PROBLEMS TO WORK ON =
1: Copy out, word for word, the part of the thread about failing Windows CI jobs that begins at the words "IIRC, @staticfloat and" and stops after the words "for the clarification.".
2: Carry on the thread about failing Windows CI jobs from the point where it stops.

Closed d-netto closed 2 months ago
We've had that for months now
Any updates on this?
Saw it happening again on https://buildkite.com/julialang/julia-master/builds/37743#019056c0-be81-462a-8e83-bce634b93f28.
IIRC, @staticfloat and others have spent a lot of time looking into this, and so far we still don't know what the underlying problem is.
In the short-term, the workaround is likely going to be to just manually retry that job when it fails.
Thanks for the clarification.
Another workaround that I think would be nice to implement:
If a Windows job fails, and the runtime of the job was <= 60 seconds, automatically retry the job, up to a maximum of N
total tries (for a reasonable value of N
). However, if a Windows job fails, and the runtime of the job was > 60 seconds, then don't retry the job.
The hard part (the part that I don't know how to implement) is to gate the auto retry on the job duration. Because we don't want to unconditionally retry all failed Windows jobs, just the short ones.

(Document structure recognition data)
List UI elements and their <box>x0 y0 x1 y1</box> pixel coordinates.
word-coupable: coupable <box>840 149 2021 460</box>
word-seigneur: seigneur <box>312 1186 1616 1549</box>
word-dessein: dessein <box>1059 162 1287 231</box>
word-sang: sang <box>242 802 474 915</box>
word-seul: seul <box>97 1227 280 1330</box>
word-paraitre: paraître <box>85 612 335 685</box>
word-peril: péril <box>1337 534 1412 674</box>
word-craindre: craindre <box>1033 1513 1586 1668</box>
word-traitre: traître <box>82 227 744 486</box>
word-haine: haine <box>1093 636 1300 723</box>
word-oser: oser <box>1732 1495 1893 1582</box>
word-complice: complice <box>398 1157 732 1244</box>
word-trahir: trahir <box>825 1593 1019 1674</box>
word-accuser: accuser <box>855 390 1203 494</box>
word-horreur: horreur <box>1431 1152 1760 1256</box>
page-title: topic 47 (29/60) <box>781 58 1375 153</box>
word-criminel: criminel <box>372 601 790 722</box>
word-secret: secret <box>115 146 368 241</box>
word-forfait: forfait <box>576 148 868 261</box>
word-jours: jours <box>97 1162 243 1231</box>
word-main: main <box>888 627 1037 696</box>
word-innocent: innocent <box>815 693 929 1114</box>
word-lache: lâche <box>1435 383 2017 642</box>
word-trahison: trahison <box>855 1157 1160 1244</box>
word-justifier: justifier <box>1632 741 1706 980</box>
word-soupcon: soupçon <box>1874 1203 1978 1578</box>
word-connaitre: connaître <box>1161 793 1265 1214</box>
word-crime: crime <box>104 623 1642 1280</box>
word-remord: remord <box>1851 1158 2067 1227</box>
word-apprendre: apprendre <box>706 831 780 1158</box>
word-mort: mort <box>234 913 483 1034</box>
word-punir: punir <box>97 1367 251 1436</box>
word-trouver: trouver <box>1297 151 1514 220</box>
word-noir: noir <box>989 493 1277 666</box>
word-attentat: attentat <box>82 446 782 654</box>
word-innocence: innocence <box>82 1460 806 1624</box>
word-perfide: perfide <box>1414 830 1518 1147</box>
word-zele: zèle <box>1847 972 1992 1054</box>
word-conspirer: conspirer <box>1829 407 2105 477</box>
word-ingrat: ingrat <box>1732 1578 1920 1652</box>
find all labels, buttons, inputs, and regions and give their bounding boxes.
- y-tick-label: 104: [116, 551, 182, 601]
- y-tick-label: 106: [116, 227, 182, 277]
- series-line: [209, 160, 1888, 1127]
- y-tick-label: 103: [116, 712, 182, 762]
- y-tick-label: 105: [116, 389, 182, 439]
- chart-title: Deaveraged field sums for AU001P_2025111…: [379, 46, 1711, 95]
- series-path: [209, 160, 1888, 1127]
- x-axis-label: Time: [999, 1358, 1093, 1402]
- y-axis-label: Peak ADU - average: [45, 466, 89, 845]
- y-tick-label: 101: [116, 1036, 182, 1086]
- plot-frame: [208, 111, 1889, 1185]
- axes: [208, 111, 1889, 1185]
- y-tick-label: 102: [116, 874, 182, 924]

TASK-BY-TASK ANSWERS =
1:
IIRC, @staticfloat and others have spent a lot of time looking into this, and so far we still don't know what the underlying problem is.
In the short-term, the workaround is likely going to be to just manually retry that job when it fails.
Thanks for the clarification.

2:
I don't know where this was written down, but the next step on this issue was to run peflags -v bash.exe
on the .exe file in our windows images and see if high-entropy-va is set.
Ah, we did look into it. Should have been fixed by https://github.com/JuliaCI/rootfs-images/pull/250.
We still have more intermittent windows issues, but let's open new issues for those to segragate failure logs after that change.
Saw this on https://buildkite.com/julialang/julia-master/builds/35570#018ee359-5c7a-43fc-8309-a24a571e8a38 and https://buildkite.com/julialang/julia-master/builds/35570#018ee395-c4e2-4153-9db3-9fe9822e3bff.
Not sure if it's transient.